- [Material for this task]:
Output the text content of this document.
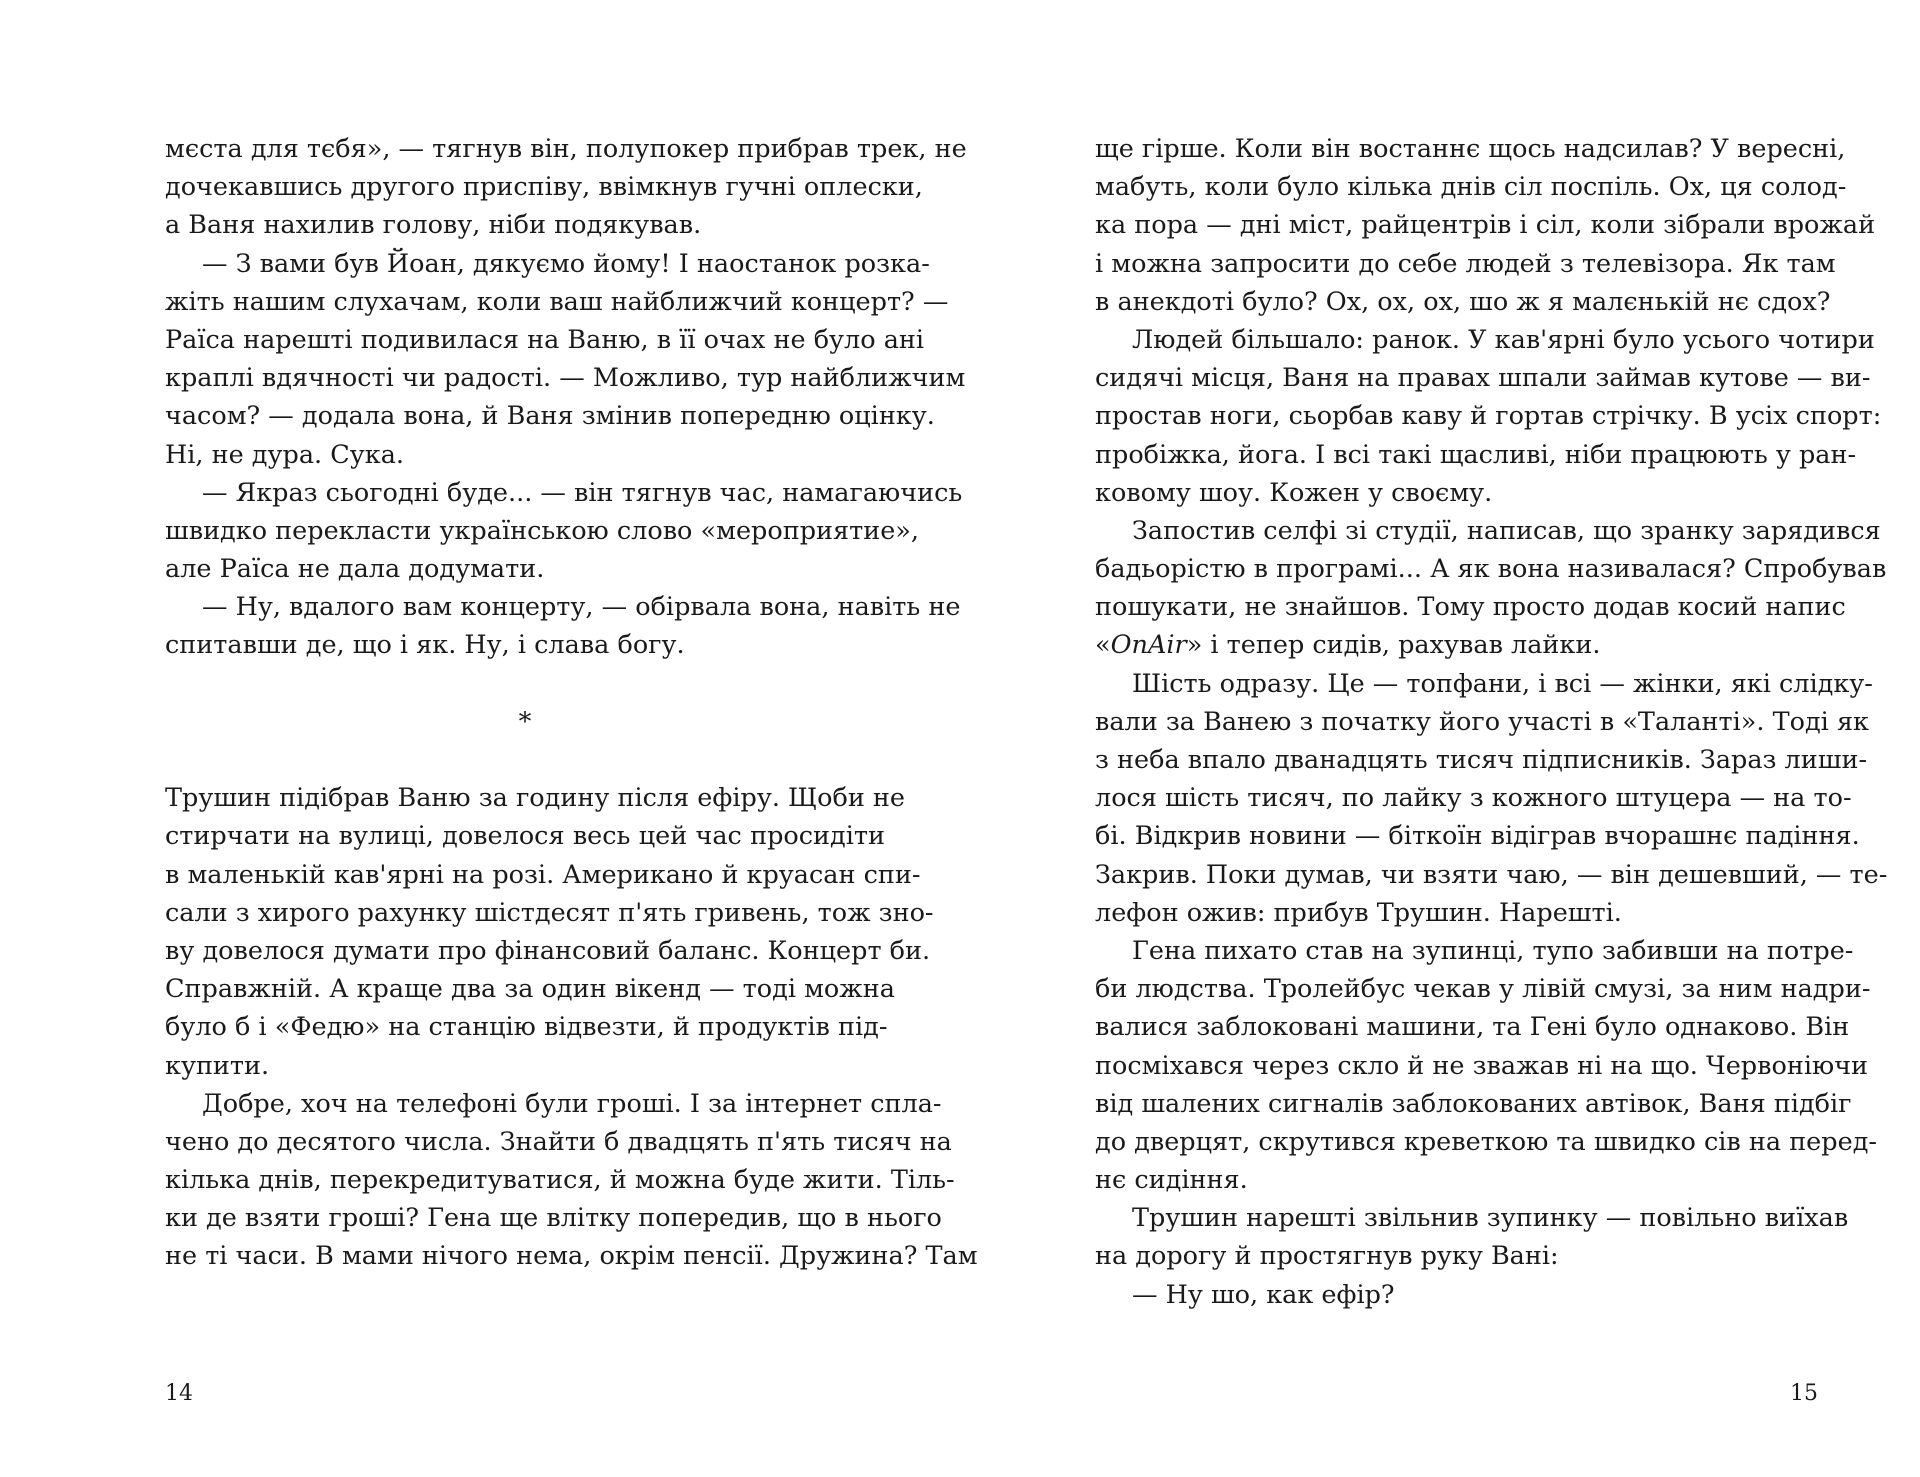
мєста для тєбя», — тягнув він, полупокер прибрав трек, не
дочекавшись другого приспіву, ввімкнув гучні оплески,
а Ваня нахилив голову, ніби подякував.
— З вами був Йоан, дякуємо йому! І наостанок розка-
жіть нашим слухачам, коли ваш найближчий концерт? —
Раїса нарешті подивилася на Ваню, в її очах не було ані
краплі вдячності чи радості. — Можливо, тур найближчим
часом? — додала вона, й Ваня змінив попередню оцінку.
Ні, не дура. Сука.
— Якраз сьогодні буде... — він тягнув час, намагаючись
швидко перекласти українською слово «мероприятие»,
але Раїса не дала додумати.
— Ну, вдалого вам концерту, — обірвала вона, навіть не
спитавши де, що і як. Ну, і слава богу.
*
Трушин підібрав Ваню за годину після ефіру. Щоби не
стирчати на вулиці, довелося весь цей час просидіти
в маленькій кав'ярні на розі. Американо й круасан спи-
сали з хирого рахунку шістдесят п'ять гривень, тож зно-
ву довелося думати про фінансовий баланс. Концерт би.
Справжній. А краще два за один вікенд — тоді можна
було б і «Федю» на станцію відвезти, й продуктів під-
купити.
Добре, хоч на телефоні були гроші. І за інтернет спла-
чено до десятого числа. Знайти б двадцять п'ять тисяч на
кілька днів, перекредитуватися, й можна буде жити. Тіль-
ки де взяти гроші? Гена ще влітку попередив, що в нього
не ті часи. В мами нічого нема, окрім пенсії. Дружина? Там
14
ще гірше. Коли він востаннє щось надсилав? У вересні,
мабуть, коли було кілька днів сіл поспіль. Ох, ця солод-
ка пора — дні міст, райцентрів і сіл, коли зібрали врожай
і можна запросити до себе людей з телевізора. Як там
в анекдоті було? Ох, ох, ох, шо ж я малєнькій нє сдох?
Людей більшало: ранок. У кав'ярні було усього чотири
сидячі місця, Ваня на правах шпали займав кутове — ви-
простав ноги, сьорбав каву й гортав стрічку. В усіх спорт:
пробіжка, йога. І всі такі щасливі, ніби працюють у ран-
ковому шоу. Кожен у своєму.
Запостив селфі зі студії, написав, що зранку зарядився
бадьорістю в програмі... А як вона називалася? Спробував
пошукати, не знайшов. Тому просто додав косий напис
«OnAir» і тепер сидів, рахував лайки.
Шість одразу. Це — топфани, і всі — жінки, які слідку-
вали за Ванею з початку його участі в «Таланті». Тоді як
з неба впало дванадцять тисяч підписників. Зараз лиши-
лося шість тисяч, по лайку з кожного штуцера — на то-
бі. Відкрив новини — біткоїн відіграв вчорашнє падіння.
Закрив. Поки думав, чи взяти чаю, — він дешевший, — те-
лефон ожив: прибув Трушин. Нарешті.
Гена пихато став на зупинці, тупо забивши на потре-
би людства. Тролейбус чекав у лівій смузі, за ним надри-
валися заблоковані машини, та Гені було однаково. Він
посміхався через скло й не зважав ні на що. Червоніючи
від шалених сигналів заблокованих автівок, Ваня підбіг
до дверцят, скрутився креветкою та швидко сів на перед-
нє сидіння.
Трушин нарешті звільнив зупинку — повільно виїхав
на дорогу й простягнув руку Вані:
— Ну шо, как ефір?
15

- [What you are asked to do]: In your copy, repeat each record exactly and include no pictures.

- [Answer to the task]:
Output the text content of this document.
мєста для тєбя», — тягнув він, полупокер прибрав трек, не
дочекавшись другого приспіву, ввімкнув гучні оплески,
а Ваня нахилив голову, ніби подякував.
— З вами був Йоан, дякуємо йому! І наостанок розка-
жіть нашим слухачам, коли ваш найближчий концерт? —
Раїса нарешті подивилася на Ваню, в її очах не було ані
краплі вдячності чи радості. — Можливо, тур найближчим
часом? — додала вона, й Ваня змінив попередню оцінку.
Ні, не дура. Сука.
— Якраз сьогодні буде... — він тягнув час, намагаючись
швидко перекласти українською слово «мероприятие»,
але Раїса не дала додумати.
— Ну, вдалого вам концерту, — обірвала вона, навіть не
спитавши де, що і як. Ну, і слава богу.
*
Трушин підібрав Ваню за годину після ефіру. Щоби не
стирчати на вулиці, довелося весь цей час просидіти
в маленькій кав'ярні на розі. Американо й круасан спи-
сали з хирого рахунку шістдесят п'ять гривень, тож зно-
ву довелося думати про фінансовий баланс. Концерт би.
Справжній. А краще два за один вікенд — тоді можна
було б і «Федю» на станцію відвезти, й продуктів під-
купити.
Добре, хоч на телефоні були гроші. І за інтернет спла-
чено до десятого числа. Знайти б двадцять п'ять тисяч на
кілька днів, перекредитуватися, й можна буде жити. Тіль-
ки де взяти гроші? Гена ще влітку попередив, що в нього
не ті часи. В мами нічого нема, окрім пенсії. Дружина? Там
14
ще гірше. Коли він востаннє щось надсилав? У вересні,
мабуть, коли було кілька днів сіл поспіль. Ох, ця солод-
ка пора — дні міст, райцентрів і сіл, коли зібрали врожай
і можна запросити до себе людей з телевізора. Як там
в анекдоті було? Ох, ох, ох, шо ж я малєнькій нє сдох?
Людей більшало: ранок. У кав'ярні було усього чотири
сидячі місця, Ваня на правах шпали займав кутове — ви-
простав ноги, сьорбав каву й гортав стрічку. В усіх спорт:
пробіжка, йога. І всі такі щасливі, ніби працюють у ран-
ковому шоу. Кожен у своєму.
Запостив селфі зі студії, написав, що зранку зарядився
бадьорістю в програмі... А як вона називалася? Спробував
пошукати, не знайшов. Тому просто додав косий напис
«OnAir» і тепер сидів, рахував лайки.
Шість одразу. Це — топфани, і всі — жінки, які слідку-
вали за Ванею з початку його участі в «Таланті». Тоді як
з неба впало дванадцять тисяч підписників. Зараз лиши-
лося шість тисяч, по лайку з кожного штуцера — на то-
бі. Відкрив новини — біткоїн відіграв вчорашнє падіння.
Закрив. Поки думав, чи взяти чаю, — він дешевший, — те-
лефон ожив: прибув Трушин. Нарешті.
Гена пихато став на зупинці, тупо забивши на потре-
би людства. Тролейбус чекав у лівій смузі, за ним надри-
валися заблоковані машини, та Гені було однаково. Він
посміхався через скло й не зважав ні на що. Червоніючи
від шалених сигналів заблокованих автівок, Ваня підбіг
до дверцят, скрутився креветкою та швидко сів на перед-
нє сидіння.
Трушин нарешті звільнив зупинку — повільно виїхав
на дорогу й простягнув руку Вані:
— Ну шо, как ефір?
15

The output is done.